What to do about Barolo? The chalky clay soils of Piemonte’s Alba, blanketed by Nebbiolo vines, underlie one of the world’s great wine regions. The so-called “king” of Italian wine, married to “queen” Barbaresco who lives a couple of miles northeast, Barolo has always lain just a bit beyond my comprehension.

That’s partly because it’s expensive. But it’s also because I’m too young, or at least I haven’t planned well enough. Barolo is famously slow to develop, often requiring 12 years at bare minimum to pacify its obstreperous tannins and show why it’s worth a damn. If I wanted to be drinking appropriately settled traditional Barolo today, I’d have had to possess the wisdom (and cash) to invest in a few bottles back when I understood “Italian wine” to refer exclusively to fake “Chianti” bottles wrapped in straw.

I can’t be alone. All but the best endowed restaurants carry only current-vintage Barolo – if they’ve got it at all – usually three to eight years past harvest date, still way too young. A bottle opened at the table won’t have inhaled enough oxygen to get its blood flowing until you order dessert, or cook your own dinner two days later.

• **TASK 1**:
According to the Barolo passage, how many years does Barolo often need at bare minimum to calm its tannins?

[Dataset entries]
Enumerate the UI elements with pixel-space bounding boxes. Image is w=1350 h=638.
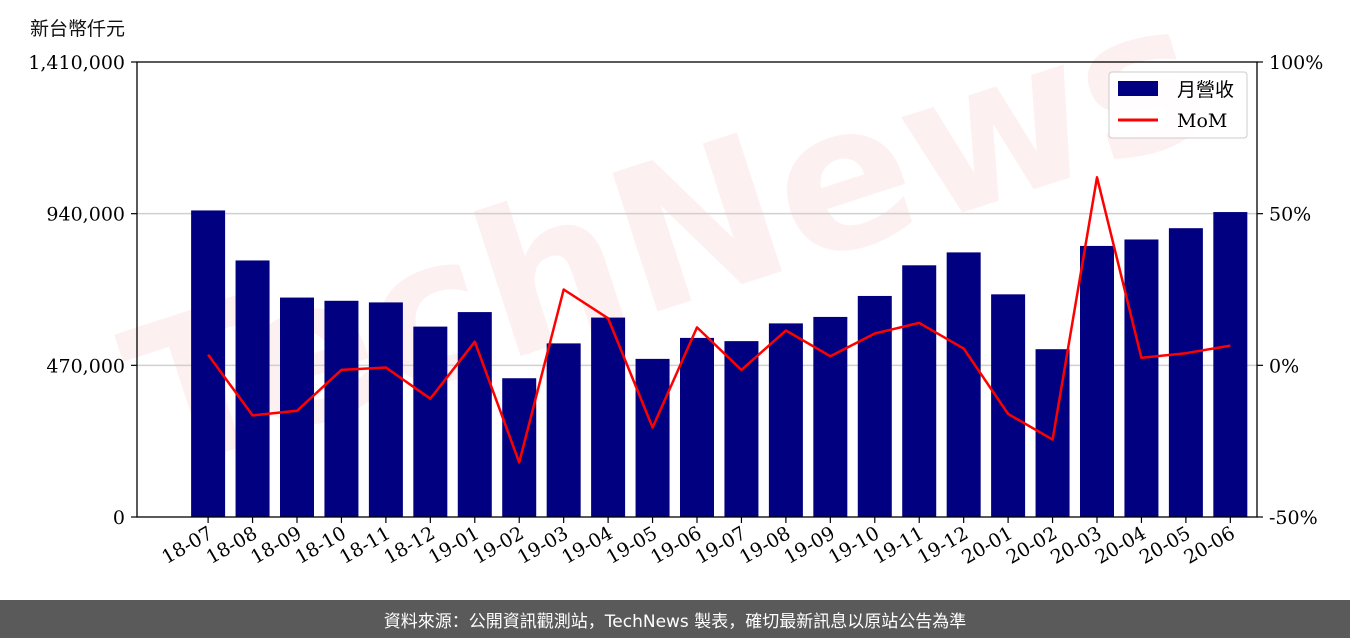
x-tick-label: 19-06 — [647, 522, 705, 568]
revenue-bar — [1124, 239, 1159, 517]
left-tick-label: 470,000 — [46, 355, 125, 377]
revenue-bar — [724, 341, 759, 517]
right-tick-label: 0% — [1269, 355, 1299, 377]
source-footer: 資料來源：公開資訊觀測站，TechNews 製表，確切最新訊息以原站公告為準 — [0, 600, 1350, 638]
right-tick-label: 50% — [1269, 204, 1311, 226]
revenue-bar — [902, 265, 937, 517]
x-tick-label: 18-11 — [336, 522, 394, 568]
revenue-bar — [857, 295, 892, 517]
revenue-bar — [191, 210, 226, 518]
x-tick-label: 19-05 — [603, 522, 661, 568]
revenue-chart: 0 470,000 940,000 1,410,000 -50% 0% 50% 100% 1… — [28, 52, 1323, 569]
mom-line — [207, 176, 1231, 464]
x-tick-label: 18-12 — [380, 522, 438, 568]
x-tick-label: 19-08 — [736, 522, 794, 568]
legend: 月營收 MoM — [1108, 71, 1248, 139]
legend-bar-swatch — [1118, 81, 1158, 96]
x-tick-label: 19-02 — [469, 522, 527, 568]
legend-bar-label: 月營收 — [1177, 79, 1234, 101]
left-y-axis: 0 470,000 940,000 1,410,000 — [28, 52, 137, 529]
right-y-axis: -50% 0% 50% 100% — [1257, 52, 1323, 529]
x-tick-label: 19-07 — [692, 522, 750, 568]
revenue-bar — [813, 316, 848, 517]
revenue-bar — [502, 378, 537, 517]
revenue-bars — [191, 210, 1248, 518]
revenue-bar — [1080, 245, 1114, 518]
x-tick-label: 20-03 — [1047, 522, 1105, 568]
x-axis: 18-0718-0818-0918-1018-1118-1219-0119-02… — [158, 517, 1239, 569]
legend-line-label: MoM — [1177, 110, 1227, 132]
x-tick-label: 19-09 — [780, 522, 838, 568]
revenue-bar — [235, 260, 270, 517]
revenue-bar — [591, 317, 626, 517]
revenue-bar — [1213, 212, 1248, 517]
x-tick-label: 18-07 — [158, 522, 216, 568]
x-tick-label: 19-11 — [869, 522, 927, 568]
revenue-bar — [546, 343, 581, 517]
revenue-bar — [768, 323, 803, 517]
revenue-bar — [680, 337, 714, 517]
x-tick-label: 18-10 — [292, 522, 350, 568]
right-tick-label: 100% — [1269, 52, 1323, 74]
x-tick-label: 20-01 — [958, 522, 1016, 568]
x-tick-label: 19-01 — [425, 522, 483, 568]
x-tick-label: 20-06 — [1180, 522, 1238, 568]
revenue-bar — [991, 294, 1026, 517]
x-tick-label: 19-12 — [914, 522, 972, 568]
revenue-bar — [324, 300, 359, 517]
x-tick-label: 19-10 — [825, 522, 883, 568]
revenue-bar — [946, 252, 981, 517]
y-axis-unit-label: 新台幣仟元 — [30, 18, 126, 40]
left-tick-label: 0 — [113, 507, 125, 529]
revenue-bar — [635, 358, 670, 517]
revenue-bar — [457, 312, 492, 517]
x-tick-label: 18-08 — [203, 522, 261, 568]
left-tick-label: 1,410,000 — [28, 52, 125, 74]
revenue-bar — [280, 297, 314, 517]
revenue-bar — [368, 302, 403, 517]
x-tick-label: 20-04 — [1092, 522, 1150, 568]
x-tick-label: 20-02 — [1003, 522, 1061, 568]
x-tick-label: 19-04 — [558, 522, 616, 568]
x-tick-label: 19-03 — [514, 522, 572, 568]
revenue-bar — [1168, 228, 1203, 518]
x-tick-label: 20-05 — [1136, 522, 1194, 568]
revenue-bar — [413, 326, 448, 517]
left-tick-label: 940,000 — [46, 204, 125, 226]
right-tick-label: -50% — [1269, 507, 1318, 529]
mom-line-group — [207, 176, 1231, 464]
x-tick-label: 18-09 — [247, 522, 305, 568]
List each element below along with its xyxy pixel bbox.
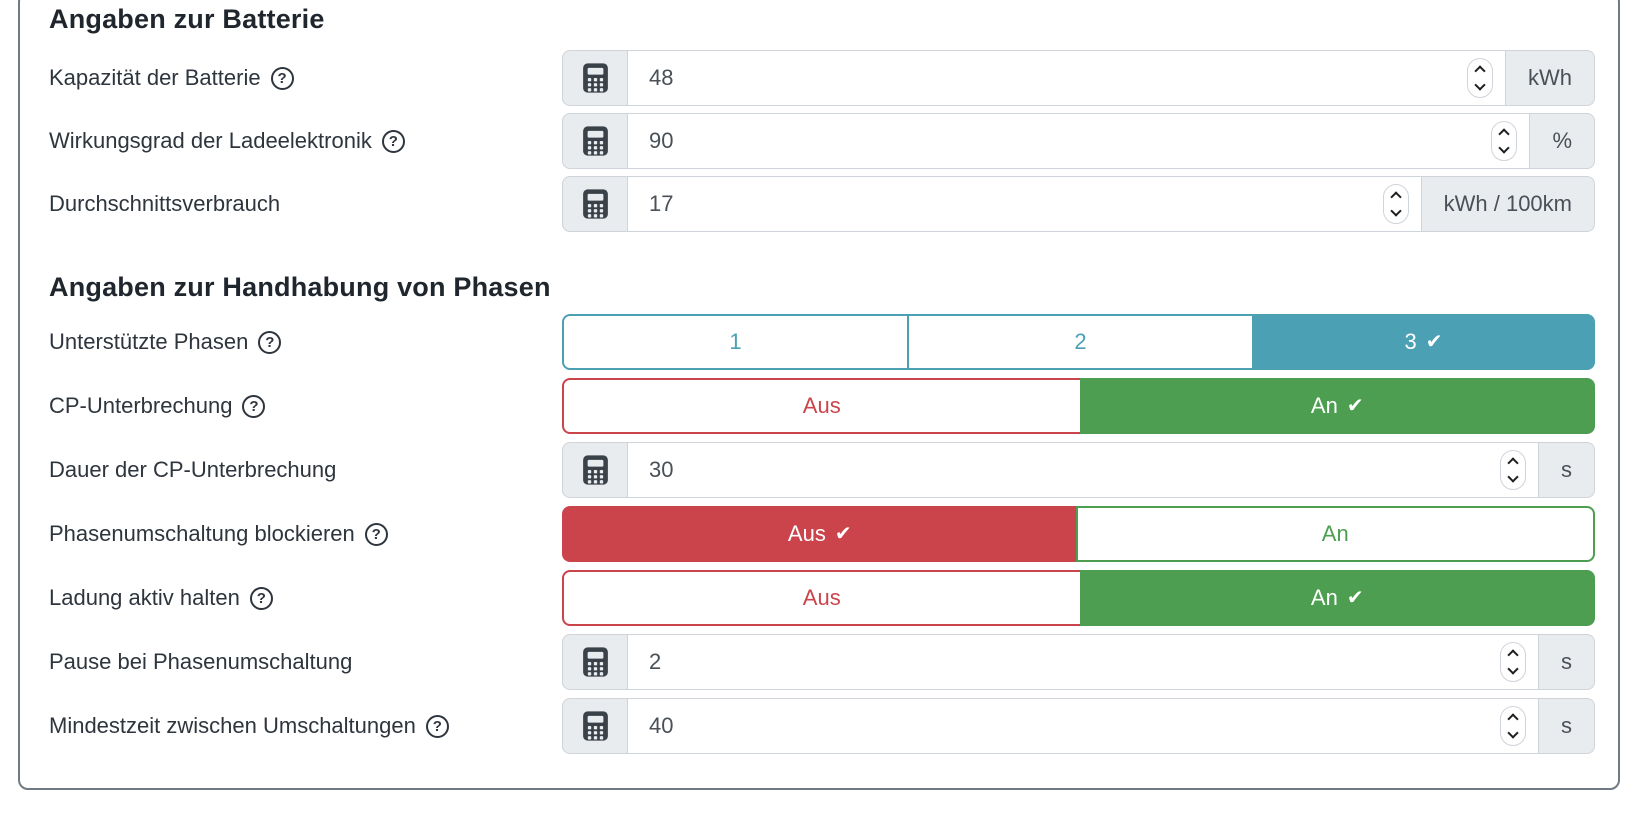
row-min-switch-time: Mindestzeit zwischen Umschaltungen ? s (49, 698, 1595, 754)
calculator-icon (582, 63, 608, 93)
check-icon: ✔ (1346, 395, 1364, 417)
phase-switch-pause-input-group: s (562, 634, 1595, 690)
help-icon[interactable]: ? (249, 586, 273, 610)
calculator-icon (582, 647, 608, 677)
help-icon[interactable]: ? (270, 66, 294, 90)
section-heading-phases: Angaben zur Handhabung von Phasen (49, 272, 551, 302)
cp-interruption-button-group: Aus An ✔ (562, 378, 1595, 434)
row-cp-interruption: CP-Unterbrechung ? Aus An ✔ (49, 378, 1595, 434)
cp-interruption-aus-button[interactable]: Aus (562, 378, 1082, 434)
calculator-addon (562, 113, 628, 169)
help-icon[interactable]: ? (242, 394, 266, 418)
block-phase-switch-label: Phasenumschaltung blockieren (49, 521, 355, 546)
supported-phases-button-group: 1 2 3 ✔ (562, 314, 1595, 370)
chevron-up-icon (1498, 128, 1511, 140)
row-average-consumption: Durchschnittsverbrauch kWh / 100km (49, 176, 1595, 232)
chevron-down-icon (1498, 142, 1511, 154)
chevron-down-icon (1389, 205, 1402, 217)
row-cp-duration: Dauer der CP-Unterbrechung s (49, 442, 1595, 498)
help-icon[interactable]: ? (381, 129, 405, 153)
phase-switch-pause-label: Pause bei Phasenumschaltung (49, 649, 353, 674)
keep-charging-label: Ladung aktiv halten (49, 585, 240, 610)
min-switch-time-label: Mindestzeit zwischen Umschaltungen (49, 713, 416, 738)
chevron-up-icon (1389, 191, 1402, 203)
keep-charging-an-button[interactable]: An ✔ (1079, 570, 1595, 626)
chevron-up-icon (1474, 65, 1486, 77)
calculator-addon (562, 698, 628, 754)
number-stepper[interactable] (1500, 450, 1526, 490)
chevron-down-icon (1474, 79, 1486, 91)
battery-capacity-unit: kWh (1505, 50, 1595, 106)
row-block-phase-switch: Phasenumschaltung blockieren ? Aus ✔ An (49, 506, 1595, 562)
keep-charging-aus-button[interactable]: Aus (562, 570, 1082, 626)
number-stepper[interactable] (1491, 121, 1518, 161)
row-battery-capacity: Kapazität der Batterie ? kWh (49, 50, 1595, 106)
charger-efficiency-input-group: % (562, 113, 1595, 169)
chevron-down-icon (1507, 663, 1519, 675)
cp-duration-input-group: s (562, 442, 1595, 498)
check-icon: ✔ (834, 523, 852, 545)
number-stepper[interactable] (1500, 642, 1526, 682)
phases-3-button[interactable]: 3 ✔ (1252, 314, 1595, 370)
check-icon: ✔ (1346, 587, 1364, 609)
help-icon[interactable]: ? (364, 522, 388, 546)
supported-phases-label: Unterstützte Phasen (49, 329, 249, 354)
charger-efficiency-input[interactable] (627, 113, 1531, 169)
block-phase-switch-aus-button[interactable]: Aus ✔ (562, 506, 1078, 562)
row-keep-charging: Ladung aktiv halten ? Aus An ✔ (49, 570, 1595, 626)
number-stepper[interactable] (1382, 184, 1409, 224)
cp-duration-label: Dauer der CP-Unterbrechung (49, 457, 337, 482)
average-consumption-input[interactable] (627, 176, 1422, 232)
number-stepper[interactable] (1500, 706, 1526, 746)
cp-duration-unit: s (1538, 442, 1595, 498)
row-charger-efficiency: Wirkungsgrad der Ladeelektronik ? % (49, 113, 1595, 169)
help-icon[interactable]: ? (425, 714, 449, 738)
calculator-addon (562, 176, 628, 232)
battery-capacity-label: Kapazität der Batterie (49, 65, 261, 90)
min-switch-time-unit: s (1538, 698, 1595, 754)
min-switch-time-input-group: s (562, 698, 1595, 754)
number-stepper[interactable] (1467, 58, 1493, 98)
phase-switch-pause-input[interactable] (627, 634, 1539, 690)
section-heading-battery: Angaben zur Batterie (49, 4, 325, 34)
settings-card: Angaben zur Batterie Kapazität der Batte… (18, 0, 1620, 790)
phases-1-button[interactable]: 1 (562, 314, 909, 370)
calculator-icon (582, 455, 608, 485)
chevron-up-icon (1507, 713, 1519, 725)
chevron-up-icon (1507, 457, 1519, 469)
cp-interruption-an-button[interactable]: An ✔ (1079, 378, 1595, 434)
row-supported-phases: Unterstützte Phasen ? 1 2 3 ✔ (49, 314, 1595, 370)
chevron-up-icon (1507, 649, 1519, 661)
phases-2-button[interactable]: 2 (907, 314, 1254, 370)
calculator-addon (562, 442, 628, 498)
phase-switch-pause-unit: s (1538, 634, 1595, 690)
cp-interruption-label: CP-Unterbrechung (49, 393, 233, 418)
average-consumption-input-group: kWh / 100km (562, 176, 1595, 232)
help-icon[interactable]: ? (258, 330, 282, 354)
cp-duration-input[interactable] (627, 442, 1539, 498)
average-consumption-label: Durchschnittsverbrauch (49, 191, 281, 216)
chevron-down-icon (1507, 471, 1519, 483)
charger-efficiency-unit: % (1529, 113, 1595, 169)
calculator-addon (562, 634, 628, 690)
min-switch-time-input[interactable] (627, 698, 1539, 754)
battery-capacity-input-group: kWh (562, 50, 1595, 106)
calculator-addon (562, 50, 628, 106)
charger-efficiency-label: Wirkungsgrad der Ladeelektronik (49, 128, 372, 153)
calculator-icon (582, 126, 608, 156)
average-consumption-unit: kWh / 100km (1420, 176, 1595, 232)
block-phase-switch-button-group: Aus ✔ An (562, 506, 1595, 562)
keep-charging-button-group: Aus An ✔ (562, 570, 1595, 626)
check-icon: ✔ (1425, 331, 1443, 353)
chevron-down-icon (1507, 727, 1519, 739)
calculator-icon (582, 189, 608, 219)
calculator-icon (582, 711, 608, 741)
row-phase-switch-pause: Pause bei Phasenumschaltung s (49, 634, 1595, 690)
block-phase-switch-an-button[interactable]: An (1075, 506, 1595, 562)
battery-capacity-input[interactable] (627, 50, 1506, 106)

• **TASK 2**:
Give the lines of the listing as a JSON list of strings, one string per line and blank lines left out. Begin at the line that contains "row-min-switch-time: Mindestzeit zwischen" and stop after the line that contains "check-icon: ✔ (1346, 587, 1364, 609)".

• **CORRECT RESULT 1**:
12 years at bare minimum.

• **CORRECT RESULT 2**:
[
  "row-min-switch-time: Mindestzeit zwischen Umschaltungen ? s (49, 698, 1595, 754)",
  "calculator-icon (582, 63, 608, 93)",
  "check-icon: ✔ (1346, 395, 1364, 417)",
  "phase-switch-pause-input-group: s (562, 634, 1595, 690)",
  "help-icon[interactable]: ? (249, 586, 273, 610)",
  "calculator-icon (582, 647, 608, 677)",
  "help-icon[interactable]: ? (270, 66, 294, 90)",
  "section-heading-phases: Angaben zur Handhabung von Phasen (49, 272, 551, 302)",
  "cp-interruption-button-group: Aus An ✔ (562, 378, 1595, 434)",
  "row-cp-interruption: CP-Unterbrechung ? Aus An ✔ (49, 378, 1595, 434)",
  "cp-interruption-aus-button[interactable]: Aus (562, 378, 1082, 434)",
  "calculator-addon (562, 113, 628, 169)",
  "help-icon[interactable]: ? (242, 394, 266, 418)",
  "block-phase-switch-label: Phasenumschaltung blockieren (49, 521, 355, 546)",
  "supported-phases-button-group: 1 2 3 ✔ (562, 314, 1595, 370)",
  "chevron-up-icon (1498, 128, 1511, 140)",
  "row-average-consumption: Durchschnittsverbrauch kWh / 100km (49, 176, 1595, 232)",
  "chevron-down-icon (1498, 142, 1511, 154)",
  "chevron-down-icon (1389, 205, 1402, 217)",
  "row-cp-duration: Dauer der CP-Unterbrechung s (49, 442, 1595, 498)",
  "help-icon[interactable]: ? (381, 129, 405, 153)",
  "phase-switch-pause-label: Pause bei Phasenumschaltung (49, 649, 353, 674)",
  "keep-charging-label: Ladung aktiv halten (49, 585, 240, 610)",
  "min-switch-time-label: Mindestzeit zwischen Umschaltungen (49, 713, 416, 738)",
  "chevron-up-icon (1389, 191, 1402, 203)",
  "keep-charging-an-button[interactable]: An ✔ (1079, 570, 1595, 626)",
  "chevron-up-icon (1474, 65, 1486, 77)",
  "calculator-addon (562, 698, 628, 754)",
  "number-stepper[interactable] (1500, 450, 1526, 490)",
  "chevron-down-icon (1474, 79, 1486, 91)",
  "battery-capacity-unit: kWh (1505, 50, 1595, 106)",
  "row-block-phase-switch: Phasenumschaltung blockieren ? Aus ✔ An (49, 506, 1595, 562)",
  "keep-charging-aus-button[interactable]: Aus (562, 570, 1082, 626)",
  "number-stepper[interactable] (1491, 121, 1518, 161)",
  "row-battery-capacity: Kapazität der Batterie ? kWh (49, 50, 1595, 106)",
  "charger-efficiency-input-group: % (562, 113, 1595, 169)",
  "chevron-down-icon (1507, 663, 1519, 675)",
  "cp-duration-input-group: s (562, 442, 1595, 498)",
  "check-icon: ✔ (834, 523, 852, 545)",
  "number-stepper[interactable] (1500, 642, 1526, 682)",
  "phases-3-button[interactable]: 3 ✔ (1252, 314, 1595, 370)",
  "check-icon: ✔ (1346, 587, 1364, 609)"
]